— Task goal —
From the audit findings below, reproduce word for word the portion between "The protocol has" and "privileged role management.", inclusive.

— Passage for review —

    However, the setUnwindDelay(...) setter is missing a reasonable upper bound check, which allows the (compromised) CONFIG_ADMIN_ROLE to (intentionally) accidentally set unwindDelay to a large enough value to prevent market wind downs.

    Recommendation

    Consider implementing a a reasonable upper bound constant for unwindDelay, which can be checked in setUnwindDelay(...).

  4. Compromised/Malfunctional privileged roles/addresses can cause unexpected behavior

    State

    Acknowledged

    Severity

    Severity: Informational

    Submitted by

    0xRajeev


    Description

    The protocol has several privileged roles such as MANAGER_ROLE, OPERATOR_ROLE and CONFIG_ADMIN_ROLE along with other privileged addresses such as whitelister and exWalletAdmin, which are responsible for critical administrative/operational actions.

    Any compromised/malfunctional privileged role/address can cause unexpected behavior if it calls its authorized functions with incorrect values or in an incorrect manner accidentally/intentionally. While there are some safeguard checks to prevent such behavior, these nevertheless pose a centralization risk in this permissioned setup.

    Recommendation

    Consider:

    1. Implementing the highest levels of operational security for privileged role management.
    2. Documenting and highlighting the assumptions and risks for protocol users.
  5. Potential temporary denial of service of withdrawals due to reverts from exTreasury

    State

    Acknowledged

    Severity

    Severity: Informational

    Submitted by

    Optimum


    Description

    Both BlockedWithdrawalQueue.confirmBlockedWithdrawal() and ExManager.confirmWithdrawal() transfers HYPE to two different addresses, the first is the recipient of the withdrawal and the second is exTreasury that receives the fees.

    However, there is a potential scenario in which exTreasury will revert receiving the fees. In this case withdrawals will be blocked until exTreasury will be replaced.

    Recommendation

    Consider changing the code so that fee payments won't revert the entire transaction.

  6. Withdrawal of dust shares is not supported

    State

    Acknowledged

    Severity

    Severity: Informational

    Submitted by

    0xRajeev


    Description

    withdrawOnceLive(...) reverts if shares < minimumWithdrawWhenLive. While minimumWithdrawWhenLive is expected to be zero during normal operations, it may be set to a non-zero value in the presence of a blocked withdrawal queue and small withdrawal spam. In such cases, the protocol expects dust shares to be redeemed via secondary market exits. However, that may not always be feasible.

    Recommendation

    Consider if/when small withdrawals need to be prevented and if in-protocol mechanisms can be provided as an alternative.

— Given entries —
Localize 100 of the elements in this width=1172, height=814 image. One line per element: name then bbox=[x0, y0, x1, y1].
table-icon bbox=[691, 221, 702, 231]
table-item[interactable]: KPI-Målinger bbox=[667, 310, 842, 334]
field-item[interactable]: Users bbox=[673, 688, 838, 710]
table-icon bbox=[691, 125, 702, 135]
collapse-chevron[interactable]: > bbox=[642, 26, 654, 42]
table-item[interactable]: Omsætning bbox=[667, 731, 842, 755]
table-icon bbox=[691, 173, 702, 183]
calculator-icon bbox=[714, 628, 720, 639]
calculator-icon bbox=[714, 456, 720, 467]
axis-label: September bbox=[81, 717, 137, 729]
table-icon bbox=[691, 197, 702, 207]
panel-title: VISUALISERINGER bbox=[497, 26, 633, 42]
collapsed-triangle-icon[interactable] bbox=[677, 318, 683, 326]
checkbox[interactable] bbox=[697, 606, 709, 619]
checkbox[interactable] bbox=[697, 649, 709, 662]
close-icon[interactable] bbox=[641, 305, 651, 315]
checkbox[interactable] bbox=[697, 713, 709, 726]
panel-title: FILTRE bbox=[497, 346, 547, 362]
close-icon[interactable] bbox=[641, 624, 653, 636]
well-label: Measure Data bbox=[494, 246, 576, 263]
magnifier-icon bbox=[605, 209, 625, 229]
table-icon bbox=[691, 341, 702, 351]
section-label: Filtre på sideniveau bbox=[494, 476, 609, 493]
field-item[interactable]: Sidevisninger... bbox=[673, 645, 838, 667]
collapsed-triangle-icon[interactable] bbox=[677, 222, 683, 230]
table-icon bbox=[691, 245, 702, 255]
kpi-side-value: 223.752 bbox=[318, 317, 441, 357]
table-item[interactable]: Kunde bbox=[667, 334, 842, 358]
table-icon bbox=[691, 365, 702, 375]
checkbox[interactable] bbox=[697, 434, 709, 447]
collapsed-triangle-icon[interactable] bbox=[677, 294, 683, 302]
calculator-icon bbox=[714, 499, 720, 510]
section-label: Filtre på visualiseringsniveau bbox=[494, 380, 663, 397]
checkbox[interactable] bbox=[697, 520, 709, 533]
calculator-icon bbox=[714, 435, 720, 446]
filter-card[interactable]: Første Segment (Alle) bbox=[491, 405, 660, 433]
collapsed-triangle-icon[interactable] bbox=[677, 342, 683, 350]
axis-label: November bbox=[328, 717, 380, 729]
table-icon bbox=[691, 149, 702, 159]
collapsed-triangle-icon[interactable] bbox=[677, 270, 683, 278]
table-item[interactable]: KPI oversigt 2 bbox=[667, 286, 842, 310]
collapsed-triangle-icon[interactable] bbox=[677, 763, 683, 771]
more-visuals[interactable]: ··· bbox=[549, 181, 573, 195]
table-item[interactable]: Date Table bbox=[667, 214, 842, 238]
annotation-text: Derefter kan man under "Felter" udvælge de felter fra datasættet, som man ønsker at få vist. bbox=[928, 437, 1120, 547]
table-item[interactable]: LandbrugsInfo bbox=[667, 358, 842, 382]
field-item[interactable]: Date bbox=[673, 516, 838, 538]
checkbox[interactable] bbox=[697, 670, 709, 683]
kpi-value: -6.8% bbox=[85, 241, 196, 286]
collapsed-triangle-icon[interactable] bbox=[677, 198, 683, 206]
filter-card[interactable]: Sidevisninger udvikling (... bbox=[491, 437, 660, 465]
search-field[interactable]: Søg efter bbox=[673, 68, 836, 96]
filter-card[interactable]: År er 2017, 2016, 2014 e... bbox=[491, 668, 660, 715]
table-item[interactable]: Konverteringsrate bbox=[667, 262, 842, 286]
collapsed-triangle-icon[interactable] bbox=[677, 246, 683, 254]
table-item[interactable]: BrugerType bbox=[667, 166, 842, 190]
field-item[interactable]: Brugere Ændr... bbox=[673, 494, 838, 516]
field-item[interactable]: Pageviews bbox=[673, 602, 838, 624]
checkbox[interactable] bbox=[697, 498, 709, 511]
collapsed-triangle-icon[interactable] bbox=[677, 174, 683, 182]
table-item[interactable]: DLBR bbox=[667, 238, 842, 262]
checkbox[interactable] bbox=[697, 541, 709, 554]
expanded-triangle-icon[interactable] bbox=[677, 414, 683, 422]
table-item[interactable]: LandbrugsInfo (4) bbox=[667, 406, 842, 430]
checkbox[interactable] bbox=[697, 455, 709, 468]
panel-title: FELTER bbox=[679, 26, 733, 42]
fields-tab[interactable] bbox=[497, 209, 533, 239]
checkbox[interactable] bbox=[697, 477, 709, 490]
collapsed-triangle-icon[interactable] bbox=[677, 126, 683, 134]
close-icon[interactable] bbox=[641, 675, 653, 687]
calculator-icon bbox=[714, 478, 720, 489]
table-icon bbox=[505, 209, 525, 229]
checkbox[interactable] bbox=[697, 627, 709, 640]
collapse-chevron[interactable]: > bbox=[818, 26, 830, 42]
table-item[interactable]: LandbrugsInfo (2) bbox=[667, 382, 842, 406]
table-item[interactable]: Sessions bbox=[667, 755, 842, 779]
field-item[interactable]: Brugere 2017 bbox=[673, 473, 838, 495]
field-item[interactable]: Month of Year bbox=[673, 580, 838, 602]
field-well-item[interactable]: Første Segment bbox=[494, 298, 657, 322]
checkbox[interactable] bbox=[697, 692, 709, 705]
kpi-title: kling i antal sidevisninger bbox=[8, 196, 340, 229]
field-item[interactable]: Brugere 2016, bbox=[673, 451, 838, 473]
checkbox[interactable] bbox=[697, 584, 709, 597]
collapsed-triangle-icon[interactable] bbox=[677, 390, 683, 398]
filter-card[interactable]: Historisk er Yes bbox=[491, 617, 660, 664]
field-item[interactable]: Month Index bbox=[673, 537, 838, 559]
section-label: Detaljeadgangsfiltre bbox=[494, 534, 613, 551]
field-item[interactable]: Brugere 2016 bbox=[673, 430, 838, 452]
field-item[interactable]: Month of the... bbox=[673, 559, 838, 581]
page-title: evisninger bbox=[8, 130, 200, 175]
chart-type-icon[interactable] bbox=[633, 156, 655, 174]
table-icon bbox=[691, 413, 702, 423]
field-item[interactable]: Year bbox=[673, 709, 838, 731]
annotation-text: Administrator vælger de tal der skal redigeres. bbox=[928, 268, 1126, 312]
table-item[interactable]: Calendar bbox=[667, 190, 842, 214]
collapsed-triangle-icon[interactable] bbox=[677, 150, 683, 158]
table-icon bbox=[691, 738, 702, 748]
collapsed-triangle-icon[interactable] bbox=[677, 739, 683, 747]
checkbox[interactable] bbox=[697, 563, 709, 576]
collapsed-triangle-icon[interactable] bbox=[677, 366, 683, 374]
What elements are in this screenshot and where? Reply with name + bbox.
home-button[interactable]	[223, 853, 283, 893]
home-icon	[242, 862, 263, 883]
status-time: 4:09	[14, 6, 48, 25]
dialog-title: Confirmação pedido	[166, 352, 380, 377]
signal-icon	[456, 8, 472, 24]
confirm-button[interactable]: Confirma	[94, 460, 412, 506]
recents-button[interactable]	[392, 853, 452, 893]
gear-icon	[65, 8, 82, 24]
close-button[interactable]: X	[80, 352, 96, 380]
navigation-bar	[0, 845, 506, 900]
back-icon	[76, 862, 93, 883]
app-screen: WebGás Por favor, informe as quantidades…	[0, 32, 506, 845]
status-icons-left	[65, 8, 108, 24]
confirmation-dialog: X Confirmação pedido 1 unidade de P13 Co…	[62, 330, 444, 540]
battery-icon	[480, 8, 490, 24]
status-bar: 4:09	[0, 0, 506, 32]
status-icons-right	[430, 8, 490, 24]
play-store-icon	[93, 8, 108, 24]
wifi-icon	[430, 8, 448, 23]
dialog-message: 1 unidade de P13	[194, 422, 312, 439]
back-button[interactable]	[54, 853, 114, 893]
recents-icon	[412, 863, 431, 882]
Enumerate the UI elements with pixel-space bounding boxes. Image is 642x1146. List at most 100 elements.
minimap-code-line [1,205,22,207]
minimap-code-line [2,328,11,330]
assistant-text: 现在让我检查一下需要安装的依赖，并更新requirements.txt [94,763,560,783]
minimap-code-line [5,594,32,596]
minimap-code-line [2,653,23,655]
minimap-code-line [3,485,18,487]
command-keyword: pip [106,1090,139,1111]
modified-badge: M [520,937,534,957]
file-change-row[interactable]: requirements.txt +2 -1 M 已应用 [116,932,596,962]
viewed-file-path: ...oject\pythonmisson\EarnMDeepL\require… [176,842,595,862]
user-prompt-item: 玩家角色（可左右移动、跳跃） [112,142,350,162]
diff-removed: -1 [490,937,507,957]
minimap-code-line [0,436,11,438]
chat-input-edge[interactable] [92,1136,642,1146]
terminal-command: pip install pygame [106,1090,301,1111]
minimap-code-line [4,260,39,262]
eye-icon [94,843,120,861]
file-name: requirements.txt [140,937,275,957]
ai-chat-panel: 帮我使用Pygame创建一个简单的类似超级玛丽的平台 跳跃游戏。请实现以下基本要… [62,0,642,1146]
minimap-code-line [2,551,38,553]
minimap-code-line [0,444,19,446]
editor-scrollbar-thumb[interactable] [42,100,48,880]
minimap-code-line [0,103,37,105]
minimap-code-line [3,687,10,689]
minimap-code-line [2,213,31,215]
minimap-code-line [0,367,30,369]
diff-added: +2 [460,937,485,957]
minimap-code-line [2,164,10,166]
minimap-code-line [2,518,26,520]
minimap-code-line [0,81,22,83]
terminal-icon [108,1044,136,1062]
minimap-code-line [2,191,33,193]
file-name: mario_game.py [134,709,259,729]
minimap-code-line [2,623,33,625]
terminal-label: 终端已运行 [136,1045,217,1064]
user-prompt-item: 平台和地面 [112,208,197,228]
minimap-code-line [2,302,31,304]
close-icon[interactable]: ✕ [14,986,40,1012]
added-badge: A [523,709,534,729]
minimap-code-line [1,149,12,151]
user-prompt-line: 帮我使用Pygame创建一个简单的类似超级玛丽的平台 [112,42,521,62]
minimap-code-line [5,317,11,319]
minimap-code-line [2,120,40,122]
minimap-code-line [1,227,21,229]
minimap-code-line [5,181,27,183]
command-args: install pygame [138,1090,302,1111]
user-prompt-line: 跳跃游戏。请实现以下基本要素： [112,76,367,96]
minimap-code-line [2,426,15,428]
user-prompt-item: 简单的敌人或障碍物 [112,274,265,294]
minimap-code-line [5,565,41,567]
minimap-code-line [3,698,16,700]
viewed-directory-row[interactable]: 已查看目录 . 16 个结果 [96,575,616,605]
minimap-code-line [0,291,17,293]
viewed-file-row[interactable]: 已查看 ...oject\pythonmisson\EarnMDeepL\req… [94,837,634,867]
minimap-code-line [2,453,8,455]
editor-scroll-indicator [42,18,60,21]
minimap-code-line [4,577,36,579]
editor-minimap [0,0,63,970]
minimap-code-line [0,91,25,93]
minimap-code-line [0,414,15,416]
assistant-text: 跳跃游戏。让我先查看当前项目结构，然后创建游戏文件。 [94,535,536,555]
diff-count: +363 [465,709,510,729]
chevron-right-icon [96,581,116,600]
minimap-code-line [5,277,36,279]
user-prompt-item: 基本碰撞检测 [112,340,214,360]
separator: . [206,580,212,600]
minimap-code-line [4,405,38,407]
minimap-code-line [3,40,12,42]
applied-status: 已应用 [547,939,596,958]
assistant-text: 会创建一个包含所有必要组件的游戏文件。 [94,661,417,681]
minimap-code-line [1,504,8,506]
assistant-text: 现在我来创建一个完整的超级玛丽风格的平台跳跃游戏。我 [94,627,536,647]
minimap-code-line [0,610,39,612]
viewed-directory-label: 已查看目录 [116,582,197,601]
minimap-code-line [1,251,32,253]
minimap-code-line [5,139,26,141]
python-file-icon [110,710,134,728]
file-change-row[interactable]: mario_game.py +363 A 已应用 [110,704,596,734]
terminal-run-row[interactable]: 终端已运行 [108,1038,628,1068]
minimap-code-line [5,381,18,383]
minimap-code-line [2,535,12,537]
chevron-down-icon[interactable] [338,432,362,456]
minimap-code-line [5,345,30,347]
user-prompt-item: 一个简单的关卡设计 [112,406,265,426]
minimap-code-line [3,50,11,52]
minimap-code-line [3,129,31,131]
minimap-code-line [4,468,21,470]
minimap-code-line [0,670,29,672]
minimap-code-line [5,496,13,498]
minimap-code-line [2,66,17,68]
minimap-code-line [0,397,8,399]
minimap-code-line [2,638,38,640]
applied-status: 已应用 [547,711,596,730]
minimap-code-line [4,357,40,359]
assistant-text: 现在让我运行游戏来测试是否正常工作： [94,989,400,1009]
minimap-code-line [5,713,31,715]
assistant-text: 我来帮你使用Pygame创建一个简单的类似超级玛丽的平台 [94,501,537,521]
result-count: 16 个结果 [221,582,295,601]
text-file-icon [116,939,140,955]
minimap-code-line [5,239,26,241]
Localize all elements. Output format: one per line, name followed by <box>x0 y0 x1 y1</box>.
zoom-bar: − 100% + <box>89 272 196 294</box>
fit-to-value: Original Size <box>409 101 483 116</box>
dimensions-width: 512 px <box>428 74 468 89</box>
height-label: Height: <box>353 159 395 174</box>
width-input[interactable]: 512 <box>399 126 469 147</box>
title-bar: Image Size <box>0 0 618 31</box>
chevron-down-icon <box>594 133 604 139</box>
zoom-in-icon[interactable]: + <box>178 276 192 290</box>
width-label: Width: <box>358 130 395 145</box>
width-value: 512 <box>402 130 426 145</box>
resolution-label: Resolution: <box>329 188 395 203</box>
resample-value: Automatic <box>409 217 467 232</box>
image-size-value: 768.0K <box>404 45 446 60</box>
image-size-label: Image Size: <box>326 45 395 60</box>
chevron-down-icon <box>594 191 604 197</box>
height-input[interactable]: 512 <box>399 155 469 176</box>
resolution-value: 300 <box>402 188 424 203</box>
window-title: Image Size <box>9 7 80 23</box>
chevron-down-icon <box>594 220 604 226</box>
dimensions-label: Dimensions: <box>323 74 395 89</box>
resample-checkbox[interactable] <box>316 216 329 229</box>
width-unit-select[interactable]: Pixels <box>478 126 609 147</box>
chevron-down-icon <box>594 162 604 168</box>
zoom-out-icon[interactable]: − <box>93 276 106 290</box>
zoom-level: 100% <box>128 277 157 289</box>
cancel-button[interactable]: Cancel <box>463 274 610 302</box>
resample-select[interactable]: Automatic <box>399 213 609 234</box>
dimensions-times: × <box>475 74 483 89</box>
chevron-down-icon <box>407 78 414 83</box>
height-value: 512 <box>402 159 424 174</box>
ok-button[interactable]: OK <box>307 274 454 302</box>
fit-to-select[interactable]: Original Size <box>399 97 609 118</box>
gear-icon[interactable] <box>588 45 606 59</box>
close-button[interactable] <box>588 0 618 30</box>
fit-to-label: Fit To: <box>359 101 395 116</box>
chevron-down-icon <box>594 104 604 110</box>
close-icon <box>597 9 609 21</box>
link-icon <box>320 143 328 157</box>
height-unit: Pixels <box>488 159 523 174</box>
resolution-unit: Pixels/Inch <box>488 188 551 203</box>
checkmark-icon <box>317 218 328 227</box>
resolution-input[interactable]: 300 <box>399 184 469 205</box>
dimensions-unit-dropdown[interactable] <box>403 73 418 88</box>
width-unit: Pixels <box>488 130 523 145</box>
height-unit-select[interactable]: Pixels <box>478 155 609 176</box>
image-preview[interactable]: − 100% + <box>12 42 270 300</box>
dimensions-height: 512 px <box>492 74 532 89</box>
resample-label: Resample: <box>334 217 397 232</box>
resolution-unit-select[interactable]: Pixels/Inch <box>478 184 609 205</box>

— Task response —
The protocol has several privileged roles such as MANAGER_ROLE, OPERATOR_ROLE and CONFIG_ADMIN_ROLE along with other privileged addresses such as whitelister and exWalletAdmin, which are responsible for critical administrative/operational actions.

    Any compromised/malfunctional privileged role/address can cause unexpected behavior if it calls its authorized functions with incorrect values or in an incorrect manner accidentally/intentionally. While there are some safeguard checks to prevent such behavior, these nevertheless pose a centralization risk in this permissioned setup.

    Recommendation

    Consider:

    1. Implementing the highest levels of operational security for privileged role management.